Set problem » All of the entries must be reproduced exactly, with no images carried over.

Material for this exercise »
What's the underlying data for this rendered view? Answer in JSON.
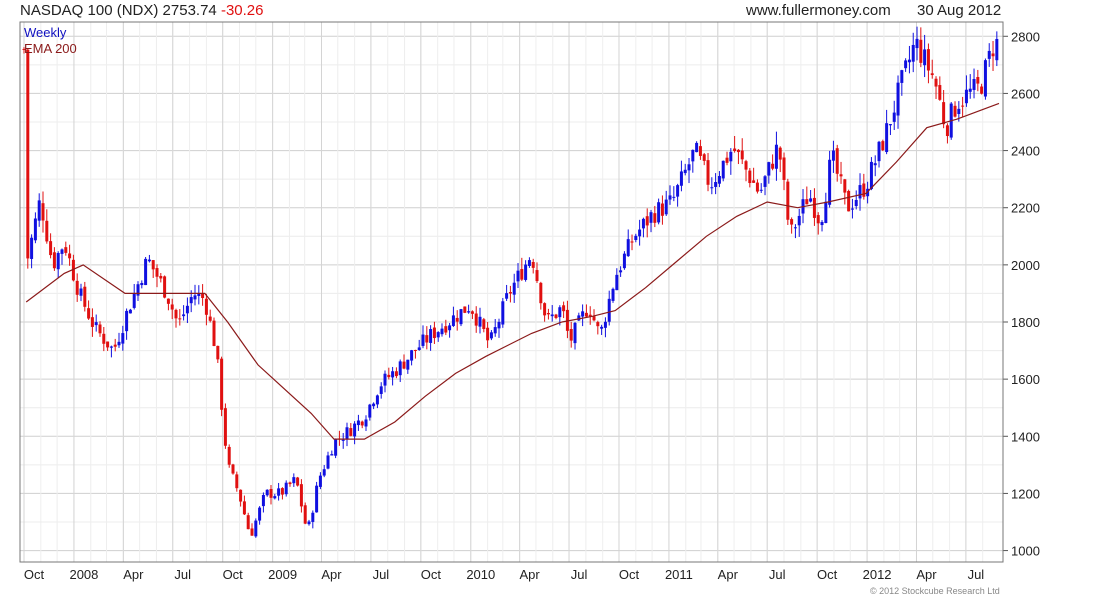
{
  "header": {
    "title": "NASDAQ 100 (NDX)",
    "last": "2753.74",
    "change": "-30.26",
    "site": "www.fullermoney.com",
    "date": "30 Aug 2012"
  },
  "legend": {
    "period": "Weekly",
    "ema": "EMA 200"
  },
  "copyright": "© 2012 Stockcube Research Ltd",
  "colors": {
    "up": "#1010e0",
    "down": "#e01010",
    "ema": "#8b1a1a",
    "grid": "#d4d4d4",
    "period_label": "#1010c0",
    "ema_label": "#8b1a1a"
  },
  "chart_data": {
    "type": "candlestick",
    "title": "NASDAQ 100 (NDX)",
    "frequency": "Weekly",
    "y_axis_side": "right",
    "ylim": [
      960,
      2850
    ],
    "y_ticks": [
      1000,
      1200,
      1400,
      1600,
      1800,
      2000,
      2200,
      2400,
      2600,
      2800
    ],
    "x_range": [
      "2007-10-01",
      "2012-08-31"
    ],
    "x_ticks": [
      {
        "date": "2007-10-01",
        "label": "Oct"
      },
      {
        "date": "2008-01-01",
        "label": "2008"
      },
      {
        "date": "2008-04-01",
        "label": "Apr"
      },
      {
        "date": "2008-07-01",
        "label": "Jul"
      },
      {
        "date": "2008-10-01",
        "label": "Oct"
      },
      {
        "date": "2009-01-01",
        "label": "2009"
      },
      {
        "date": "2009-04-01",
        "label": "Apr"
      },
      {
        "date": "2009-07-01",
        "label": "Jul"
      },
      {
        "date": "2009-10-01",
        "label": "Oct"
      },
      {
        "date": "2010-01-01",
        "label": "2010"
      },
      {
        "date": "2010-04-01",
        "label": "Apr"
      },
      {
        "date": "2010-07-01",
        "label": "Jul"
      },
      {
        "date": "2010-10-01",
        "label": "Oct"
      },
      {
        "date": "2011-01-01",
        "label": "2011"
      },
      {
        "date": "2011-04-01",
        "label": "Apr"
      },
      {
        "date": "2011-07-01",
        "label": "Jul"
      },
      {
        "date": "2011-10-01",
        "label": "Oct"
      },
      {
        "date": "2012-01-01",
        "label": "2012"
      },
      {
        "date": "2012-04-01",
        "label": "Apr"
      },
      {
        "date": "2012-07-01",
        "label": "Jul"
      }
    ],
    "price_path": [
      [
        "2007-10-05",
        2000
      ],
      [
        "2007-10-31",
        2230
      ],
      [
        "2007-11-23",
        2000
      ],
      [
        "2007-12-14",
        2080
      ],
      [
        "2008-01-11",
        1900
      ],
      [
        "2008-02-08",
        1780
      ],
      [
        "2008-03-14",
        1700
      ],
      [
        "2008-04-11",
        1850
      ],
      [
        "2008-05-16",
        2020
      ],
      [
        "2008-06-20",
        1900
      ],
      [
        "2008-07-11",
        1790
      ],
      [
        "2008-08-08",
        1900
      ],
      [
        "2008-08-29",
        1880
      ],
      [
        "2008-09-19",
        1700
      ],
      [
        "2008-10-10",
        1300
      ],
      [
        "2008-10-31",
        1200
      ],
      [
        "2008-11-21",
        1050
      ],
      [
        "2008-12-19",
        1200
      ],
      [
        "2009-01-16",
        1200
      ],
      [
        "2009-02-13",
        1250
      ],
      [
        "2009-03-06",
        1060
      ],
      [
        "2009-03-27",
        1250
      ],
      [
        "2009-04-24",
        1380
      ],
      [
        "2009-05-22",
        1420
      ],
      [
        "2009-06-19",
        1470
      ],
      [
        "2009-07-17",
        1580
      ],
      [
        "2009-08-21",
        1640
      ],
      [
        "2009-09-25",
        1710
      ],
      [
        "2009-10-23",
        1760
      ],
      [
        "2009-11-20",
        1800
      ],
      [
        "2009-12-31",
        1860
      ],
      [
        "2010-02-05",
        1720
      ],
      [
        "2010-03-12",
        1900
      ],
      [
        "2010-04-23",
        2040
      ],
      [
        "2010-05-21",
        1800
      ],
      [
        "2010-06-18",
        1850
      ],
      [
        "2010-07-02",
        1730
      ],
      [
        "2010-08-06",
        1860
      ],
      [
        "2010-08-27",
        1750
      ],
      [
        "2010-09-24",
        1960
      ],
      [
        "2010-10-29",
        2100
      ],
      [
        "2010-12-03",
        2180
      ],
      [
        "2011-01-07",
        2220
      ],
      [
        "2011-02-18",
        2400
      ],
      [
        "2011-03-18",
        2280
      ],
      [
        "2011-04-29",
        2410
      ],
      [
        "2011-06-17",
        2250
      ],
      [
        "2011-07-22",
        2420
      ],
      [
        "2011-08-12",
        2100
      ],
      [
        "2011-09-16",
        2250
      ],
      [
        "2011-10-07",
        2150
      ],
      [
        "2011-10-28",
        2380
      ],
      [
        "2011-11-25",
        2200
      ],
      [
        "2011-12-30",
        2280
      ],
      [
        "2012-02-03",
        2450
      ],
      [
        "2012-03-02",
        2620
      ],
      [
        "2012-03-30",
        2780
      ],
      [
        "2012-04-20",
        2700
      ],
      [
        "2012-05-04",
        2650
      ],
      [
        "2012-05-25",
        2480
      ],
      [
        "2012-06-15",
        2570
      ],
      [
        "2012-07-06",
        2600
      ],
      [
        "2012-07-27",
        2620
      ],
      [
        "2012-08-24",
        2790
      ],
      [
        "2012-08-31",
        2754
      ]
    ],
    "ema_path": [
      [
        "2007-10-05",
        1870
      ],
      [
        "2007-12-14",
        1970
      ],
      [
        "2008-01-18",
        2000
      ],
      [
        "2008-04-04",
        1900
      ],
      [
        "2008-06-06",
        1900
      ],
      [
        "2008-08-29",
        1900
      ],
      [
        "2008-10-10",
        1800
      ],
      [
        "2008-12-05",
        1650
      ],
      [
        "2009-03-13",
        1480
      ],
      [
        "2009-04-24",
        1390
      ],
      [
        "2009-06-19",
        1390
      ],
      [
        "2009-08-14",
        1450
      ],
      [
        "2009-10-09",
        1540
      ],
      [
        "2009-12-04",
        1620
      ],
      [
        "2010-01-29",
        1680
      ],
      [
        "2010-04-23",
        1760
      ],
      [
        "2010-06-18",
        1800
      ],
      [
        "2010-08-13",
        1820
      ],
      [
        "2010-09-24",
        1840
      ],
      [
        "2010-11-19",
        1920
      ],
      [
        "2011-01-14",
        2010
      ],
      [
        "2011-03-11",
        2100
      ],
      [
        "2011-05-06",
        2170
      ],
      [
        "2011-07-01",
        2220
      ],
      [
        "2011-08-26",
        2200
      ],
      [
        "2011-10-21",
        2220
      ],
      [
        "2011-12-30",
        2250
      ],
      [
        "2012-02-24",
        2360
      ],
      [
        "2012-04-20",
        2480
      ],
      [
        "2012-06-15",
        2510
      ],
      [
        "2012-08-31",
        2565
      ]
    ],
    "last_close": 2753.74,
    "change": -30.26
  }
}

Worked solution »
What's the underlying data for this rendered view? Answer in JSON.
{
  "header": {
    "title": "NASDAQ 100 (NDX)",
    "last": "2753.74",
    "change": "-30.26",
    "site": "www.fullermoney.com",
    "date": "30 Aug 2012"
  },
  "legend": {
    "period": "Weekly",
    "ema": "EMA 200"
  },
  "copyright": "© 2012 Stockcube Research Ltd",
  "colors": {
    "up": "#1010e0",
    "down": "#e01010",
    "ema": "#8b1a1a",
    "grid": "#d4d4d4",
    "period_label": "#1010c0",
    "ema_label": "#8b1a1a"
  },
  "chart_data": {
    "type": "candlestick",
    "title": "NASDAQ 100 (NDX)",
    "frequency": "Weekly",
    "y_axis_side": "right",
    "ylim": [
      960,
      2850
    ],
    "y_ticks": [
      1000,
      1200,
      1400,
      1600,
      1800,
      2000,
      2200,
      2400,
      2600,
      2800
    ],
    "x_range": [
      "2007-10-01",
      "2012-08-31"
    ],
    "x_ticks": [
      {
        "date": "2007-10-01",
        "label": "Oct"
      },
      {
        "date": "2008-01-01",
        "label": "2008"
      },
      {
        "date": "2008-04-01",
        "label": "Apr"
      },
      {
        "date": "2008-07-01",
        "label": "Jul"
      },
      {
        "date": "2008-10-01",
        "label": "Oct"
      },
      {
        "date": "2009-01-01",
        "label": "2009"
      },
      {
        "date": "2009-04-01",
        "label": "Apr"
      },
      {
        "date": "2009-07-01",
        "label": "Jul"
      },
      {
        "date": "2009-10-01",
        "label": "Oct"
      },
      {
        "date": "2010-01-01",
        "label": "2010"
      },
      {
        "date": "2010-04-01",
        "label": "Apr"
      },
      {
        "date": "2010-07-01",
        "label": "Jul"
      },
      {
        "date": "2010-10-01",
        "label": "Oct"
      },
      {
        "date": "2011-01-01",
        "label": "2011"
      },
      {
        "date": "2011-04-01",
        "label": "Apr"
      },
      {
        "date": "2011-07-01",
        "label": "Jul"
      },
      {
        "date": "2011-10-01",
        "label": "Oct"
      },
      {
        "date": "2012-01-01",
        "label": "2012"
      },
      {
        "date": "2012-04-01",
        "label": "Apr"
      },
      {
        "date": "2012-07-01",
        "label": "Jul"
      }
    ],
    "price_path": [
      [
        "2007-10-05",
        2000
      ],
      [
        "2007-10-31",
        2230
      ],
      [
        "2007-11-23",
        2000
      ],
      [
        "2007-12-14",
        2080
      ],
      [
        "2008-01-11",
        1900
      ],
      [
        "2008-02-08",
        1780
      ],
      [
        "2008-03-14",
        1700
      ],
      [
        "2008-04-11",
        1850
      ],
      [
        "2008-05-16",
        2020
      ],
      [
        "2008-06-20",
        1900
      ],
      [
        "2008-07-11",
        1790
      ],
      [
        "2008-08-08",
        1900
      ],
      [
        "2008-08-29",
        1880
      ],
      [
        "2008-09-19",
        1700
      ],
      [
        "2008-10-10",
        1300
      ],
      [
        "2008-10-31",
        1200
      ],
      [
        "2008-11-21",
        1050
      ],
      [
        "2008-12-19",
        1200
      ],
      [
        "2009-01-16",
        1200
      ],
      [
        "2009-02-13",
        1250
      ],
      [
        "2009-03-06",
        1060
      ],
      [
        "2009-03-27",
        1250
      ],
      [
        "2009-04-24",
        1380
      ],
      [
        "2009-05-22",
        1420
      ],
      [
        "2009-06-19",
        1470
      ],
      [
        "2009-07-17",
        1580
      ],
      [
        "2009-08-21",
        1640
      ],
      [
        "2009-09-25",
        1710
      ],
      [
        "2009-10-23",
        1760
      ],
      [
        "2009-11-20",
        1800
      ],
      [
        "2009-12-31",
        1860
      ],
      [
        "2010-02-05",
        1720
      ],
      [
        "2010-03-12",
        1900
      ],
      [
        "2010-04-23",
        2040
      ],
      [
        "2010-05-21",
        1800
      ],
      [
        "2010-06-18",
        1850
      ],
      [
        "2010-07-02",
        1730
      ],
      [
        "2010-08-06",
        1860
      ],
      [
        "2010-08-27",
        1750
      ],
      [
        "2010-09-24",
        1960
      ],
      [
        "2010-10-29",
        2100
      ],
      [
        "2010-12-03",
        2180
      ],
      [
        "2011-01-07",
        2220
      ],
      [
        "2011-02-18",
        2400
      ],
      [
        "2011-03-18",
        2280
      ],
      [
        "2011-04-29",
        2410
      ],
      [
        "2011-06-17",
        2250
      ],
      [
        "2011-07-22",
        2420
      ],
      [
        "2011-08-12",
        2100
      ],
      [
        "2011-09-16",
        2250
      ],
      [
        "2011-10-07",
        2150
      ],
      [
        "2011-10-28",
        2380
      ],
      [
        "2011-11-25",
        2200
      ],
      [
        "2011-12-30",
        2280
      ],
      [
        "2012-02-03",
        2450
      ],
      [
        "2012-03-02",
        2620
      ],
      [
        "2012-03-30",
        2780
      ],
      [
        "2012-04-20",
        2700
      ],
      [
        "2012-05-04",
        2650
      ],
      [
        "2012-05-25",
        2480
      ],
      [
        "2012-06-15",
        2570
      ],
      [
        "2012-07-06",
        2600
      ],
      [
        "2012-07-27",
        2620
      ],
      [
        "2012-08-24",
        2790
      ],
      [
        "2012-08-31",
        2754
      ]
    ],
    "ema_path": [
      [
        "2007-10-05",
        1870
      ],
      [
        "2007-12-14",
        1970
      ],
      [
        "2008-01-18",
        2000
      ],
      [
        "2008-04-04",
        1900
      ],
      [
        "2008-06-06",
        1900
      ],
      [
        "2008-08-29",
        1900
      ],
      [
        "2008-10-10",
        1800
      ],
      [
        "2008-12-05",
        1650
      ],
      [
        "2009-03-13",
        1480
      ],
      [
        "2009-04-24",
        1390
      ],
      [
        "2009-06-19",
        1390
      ],
      [
        "2009-08-14",
        1450
      ],
      [
        "2009-10-09",
        1540
      ],
      [
        "2009-12-04",
        1620
      ],
      [
        "2010-01-29",
        1680
      ],
      [
        "2010-04-23",
        1760
      ],
      [
        "2010-06-18",
        1800
      ],
      [
        "2010-08-13",
        1820
      ],
      [
        "2010-09-24",
        1840
      ],
      [
        "2010-11-19",
        1920
      ],
      [
        "2011-01-14",
        2010
      ],
      [
        "2011-03-11",
        2100
      ],
      [
        "2011-05-06",
        2170
      ],
      [
        "2011-07-01",
        2220
      ],
      [
        "2011-08-26",
        2200
      ],
      [
        "2011-10-21",
        2220
      ],
      [
        "2011-12-30",
        2250
      ],
      [
        "2012-02-24",
        2360
      ],
      [
        "2012-04-20",
        2480
      ],
      [
        "2012-06-15",
        2510
      ],
      [
        "2012-08-31",
        2565
      ]
    ],
    "last_close": 2753.74,
    "change": -30.26
  }
}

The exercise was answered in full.